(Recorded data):
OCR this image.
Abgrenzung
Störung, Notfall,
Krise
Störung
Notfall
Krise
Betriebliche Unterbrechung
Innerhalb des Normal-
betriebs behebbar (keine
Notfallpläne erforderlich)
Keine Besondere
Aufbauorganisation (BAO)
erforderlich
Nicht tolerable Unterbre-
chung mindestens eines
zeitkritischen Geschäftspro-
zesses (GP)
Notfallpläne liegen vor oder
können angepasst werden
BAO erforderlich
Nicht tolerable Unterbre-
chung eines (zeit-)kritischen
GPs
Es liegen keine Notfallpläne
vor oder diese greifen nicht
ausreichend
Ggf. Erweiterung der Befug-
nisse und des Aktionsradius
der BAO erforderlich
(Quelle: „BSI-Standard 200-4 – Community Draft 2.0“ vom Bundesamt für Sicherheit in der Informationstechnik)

(Objective): Retype the whole listing above exactly.

(Written answer):
OCR this image.
Abgrenzung
Störung, Notfall,
Krise
Störung
Notfall
Krise
Betriebliche Unterbrechung
Innerhalb des Normal-
betriebs behebbar (keine
Notfallpläne erforderlich)
Keine Besondere
Aufbauorganisation (BAO)
erforderlich
Nicht tolerable Unterbre-
chung mindestens eines
zeitkritischen Geschäftspro-
zesses (GP)
Notfallpläne liegen vor oder
können angepasst werden
BAO erforderlich
Nicht tolerable Unterbre-
chung eines (zeit-)kritischen
GPs
Es liegen keine Notfallpläne
vor oder diese greifen nicht
ausreichend
Ggf. Erweiterung der Befug-
nisse und des Aktionsradius
der BAO erforderlich
(Quelle: „BSI-Standard 200-4 – Community Draft 2.0“ vom Bundesamt für Sicherheit in der Informationstechnik)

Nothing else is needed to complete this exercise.